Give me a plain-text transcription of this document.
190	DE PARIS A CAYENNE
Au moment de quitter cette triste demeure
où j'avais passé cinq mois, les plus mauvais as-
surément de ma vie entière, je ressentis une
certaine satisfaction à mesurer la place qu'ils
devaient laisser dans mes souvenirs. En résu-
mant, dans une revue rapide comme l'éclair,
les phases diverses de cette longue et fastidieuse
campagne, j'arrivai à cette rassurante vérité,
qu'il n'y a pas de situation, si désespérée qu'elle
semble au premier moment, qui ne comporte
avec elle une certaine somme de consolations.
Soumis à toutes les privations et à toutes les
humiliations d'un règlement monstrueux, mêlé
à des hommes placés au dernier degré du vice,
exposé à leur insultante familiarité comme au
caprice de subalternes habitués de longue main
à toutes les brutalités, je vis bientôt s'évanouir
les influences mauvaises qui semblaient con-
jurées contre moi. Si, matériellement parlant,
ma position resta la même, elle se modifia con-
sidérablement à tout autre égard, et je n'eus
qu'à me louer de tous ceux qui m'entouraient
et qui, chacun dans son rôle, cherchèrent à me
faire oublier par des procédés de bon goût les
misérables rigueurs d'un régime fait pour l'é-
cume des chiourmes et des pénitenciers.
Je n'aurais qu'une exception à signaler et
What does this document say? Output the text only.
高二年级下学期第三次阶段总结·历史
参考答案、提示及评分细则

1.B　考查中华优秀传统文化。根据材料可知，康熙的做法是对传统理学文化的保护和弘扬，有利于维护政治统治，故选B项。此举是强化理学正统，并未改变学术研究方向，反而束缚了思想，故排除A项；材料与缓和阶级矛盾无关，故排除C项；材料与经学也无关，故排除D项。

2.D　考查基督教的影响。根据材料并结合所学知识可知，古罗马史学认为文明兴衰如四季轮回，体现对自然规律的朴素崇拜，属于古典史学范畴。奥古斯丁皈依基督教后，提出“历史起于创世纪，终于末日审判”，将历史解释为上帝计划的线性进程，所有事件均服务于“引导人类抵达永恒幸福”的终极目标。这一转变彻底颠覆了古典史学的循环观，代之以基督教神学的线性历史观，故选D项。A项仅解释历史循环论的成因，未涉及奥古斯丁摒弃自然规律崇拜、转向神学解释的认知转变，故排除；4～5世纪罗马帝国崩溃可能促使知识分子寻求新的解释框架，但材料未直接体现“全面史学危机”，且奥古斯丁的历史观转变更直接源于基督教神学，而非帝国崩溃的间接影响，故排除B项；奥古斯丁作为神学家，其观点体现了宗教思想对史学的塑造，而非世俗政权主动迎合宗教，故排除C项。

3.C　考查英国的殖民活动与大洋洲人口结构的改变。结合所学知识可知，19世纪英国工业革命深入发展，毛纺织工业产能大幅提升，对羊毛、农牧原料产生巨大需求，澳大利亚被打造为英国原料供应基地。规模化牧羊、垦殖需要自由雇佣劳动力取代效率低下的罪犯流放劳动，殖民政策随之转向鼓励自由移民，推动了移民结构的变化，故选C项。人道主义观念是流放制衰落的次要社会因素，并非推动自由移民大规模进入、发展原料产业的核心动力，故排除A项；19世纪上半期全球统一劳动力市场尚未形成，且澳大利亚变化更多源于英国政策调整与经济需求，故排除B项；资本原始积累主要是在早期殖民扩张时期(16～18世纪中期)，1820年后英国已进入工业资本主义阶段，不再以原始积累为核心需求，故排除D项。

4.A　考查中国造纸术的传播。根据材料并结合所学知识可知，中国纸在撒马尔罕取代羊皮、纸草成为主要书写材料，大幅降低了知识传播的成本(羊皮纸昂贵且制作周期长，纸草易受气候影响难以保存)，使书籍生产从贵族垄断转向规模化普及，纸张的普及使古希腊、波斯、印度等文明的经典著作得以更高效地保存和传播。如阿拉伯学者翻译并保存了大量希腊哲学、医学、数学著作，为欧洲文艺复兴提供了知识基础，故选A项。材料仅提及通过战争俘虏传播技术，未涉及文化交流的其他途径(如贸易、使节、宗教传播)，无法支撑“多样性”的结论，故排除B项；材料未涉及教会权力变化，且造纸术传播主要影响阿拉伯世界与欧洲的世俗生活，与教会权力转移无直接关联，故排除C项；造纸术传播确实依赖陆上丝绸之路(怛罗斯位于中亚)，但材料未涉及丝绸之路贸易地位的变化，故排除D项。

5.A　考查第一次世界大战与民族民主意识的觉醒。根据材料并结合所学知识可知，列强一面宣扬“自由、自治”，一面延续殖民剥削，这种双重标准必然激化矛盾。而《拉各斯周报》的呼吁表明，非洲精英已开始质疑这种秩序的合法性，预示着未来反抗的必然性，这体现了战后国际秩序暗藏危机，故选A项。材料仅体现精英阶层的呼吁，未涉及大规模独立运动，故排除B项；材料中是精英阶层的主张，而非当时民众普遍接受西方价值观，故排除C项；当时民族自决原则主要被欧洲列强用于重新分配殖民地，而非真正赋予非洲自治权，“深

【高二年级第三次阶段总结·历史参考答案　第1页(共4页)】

-=-=-=-=-

Work to be completed: Copy out the whole listing exactly as written.

Response:
Give me a plain-text transcription of this document.
190	DE PARIS A CAYENNE
Au moment de quitter cette triste demeure
où j'avais passé cinq mois, les plus mauvais as-
surément de ma vie entière, je ressentis une
certaine satisfaction à mesurer la place qu'ils
devaient laisser dans mes souvenirs. En résu-
mant, dans une revue rapide comme l'éclair,
les phases diverses de cette longue et fastidieuse
campagne, j'arrivai à cette rassurante vérité,
qu'il n'y a pas de situation, si désespérée qu'elle
semble au premier moment, qui ne comporte
avec elle une certaine somme de consolations.
Soumis à toutes les privations et à toutes les
humiliations d'un règlement monstrueux, mêlé
à des hommes placés au dernier degré du vice,
exposé à leur insultante familiarité comme au
caprice de subalternes habitués de longue main
à toutes les brutalités, je vis bientôt s'évanouir
les influences mauvaises qui semblaient con-
jurées contre moi. Si, matériellement parlant,
ma position resta la même, elle se modifia con-
sidérablement à tout autre égard, et je n'eus
qu'à me louer de tous ceux qui m'entouraient
et qui, chacun dans son rôle, cherchèrent à me
faire oublier par des procédés de bon goût les
misérables rigueurs d'un régime fait pour l'é-
cume des chiourmes et des pénitenciers.
Je n'aurais qu'une exception à signaler et
What does this document say? Output the text only.
高二年级下学期第三次阶段总结·历史
参考答案、提示及评分细则

1.B　考查中华优秀传统文化。根据材料可知，康熙的做法是对传统理学文化的保护和弘扬，有利于维护政治统治，故选B项。此举是强化理学正统，并未改变学术研究方向，反而束缚了思想，故排除A项；材料与缓和阶级矛盾无关，故排除C项；材料与经学也无关，故排除D项。

2.D　考查基督教的影响。根据材料并结合所学知识可知，古罗马史学认为文明兴衰如四季轮回，体现对自然规律的朴素崇拜，属于古典史学范畴。奥古斯丁皈依基督教后，提出“历史起于创世纪，终于末日审判”，将历史解释为上帝计划的线性进程，所有事件均服务于“引导人类抵达永恒幸福”的终极目标。这一转变彻底颠覆了古典史学的循环观，代之以基督教神学的线性历史观，故选D项。A项仅解释历史循环论的成因，未涉及奥古斯丁摒弃自然规律崇拜、转向神学解释的认知转变，故排除；4～5世纪罗马帝国崩溃可能促使知识分子寻求新的解释框架，但材料未直接体现“全面史学危机”，且奥古斯丁的历史观转变更直接源于基督教神学，而非帝国崩溃的间接影响，故排除B项；奥古斯丁作为神学家，其观点体现了宗教思想对史学的塑造，而非世俗政权主动迎合宗教，故排除C项。

3.C　考查英国的殖民活动与大洋洲人口结构的改变。结合所学知识可知，19世纪英国工业革命深入发展，毛纺织工业产能大幅提升，对羊毛、农牧原料产生巨大需求，澳大利亚被打造为英国原料供应基地。规模化牧羊、垦殖需要自由雇佣劳动力取代效率低下的罪犯流放劳动，殖民政策随之转向鼓励自由移民，推动了移民结构的变化，故选C项。人道主义观念是流放制衰落的次要社会因素，并非推动自由移民大规模进入、发展原料产业的核心动力，故排除A项；19世纪上半期全球统一劳动力市场尚未形成，且澳大利亚变化更多源于英国政策调整与经济需求，故排除B项；资本原始积累主要是在早期殖民扩张时期(16～18世纪中期)，1820年后英国已进入工业资本主义阶段，不再以原始积累为核心需求，故排除D项。

4.A　考查中国造纸术的传播。根据材料并结合所学知识可知，中国纸在撒马尔罕取代羊皮、纸草成为主要书写材料，大幅降低了知识传播的成本(羊皮纸昂贵且制作周期长，纸草易受气候影响难以保存)，使书籍生产从贵族垄断转向规模化普及，纸张的普及使古希腊、波斯、印度等文明的经典著作得以更高效地保存和传播。如阿拉伯学者翻译并保存了大量希腊哲学、医学、数学著作，为欧洲文艺复兴提供了知识基础，故选A项。材料仅提及通过战争俘虏传播技术，未涉及文化交流的其他途径(如贸易、使节、宗教传播)，无法支撑“多样性”的结论，故排除B项；材料未涉及教会权力变化，且造纸术传播主要影响阿拉伯世界与欧洲的世俗生活，与教会权力转移无直接关联，故排除C项；造纸术传播确实依赖陆上丝绸之路(怛罗斯位于中亚)，但材料未涉及丝绸之路贸易地位的变化，故排除D项。

5.A　考查第一次世界大战与民族民主意识的觉醒。根据材料并结合所学知识可知，列强一面宣扬“自由、自治”，一面延续殖民剥削，这种双重标准必然激化矛盾。而《拉各斯周报》的呼吁表明，非洲精英已开始质疑这种秩序的合法性，预示着未来反抗的必然性，这体现了战后国际秩序暗藏危机，故选A项。材料仅体现精英阶层的呼吁，未涉及大规模独立运动，故排除B项；材料中是精英阶层的主张，而非当时民众普遍接受西方价值观，故排除C项；当时民族自决原则主要被欧洲列强用于重新分配殖民地，而非真正赋予非洲自治权，“深

【高二年级第三次阶段总结·历史参考答案　第1页(共4页)】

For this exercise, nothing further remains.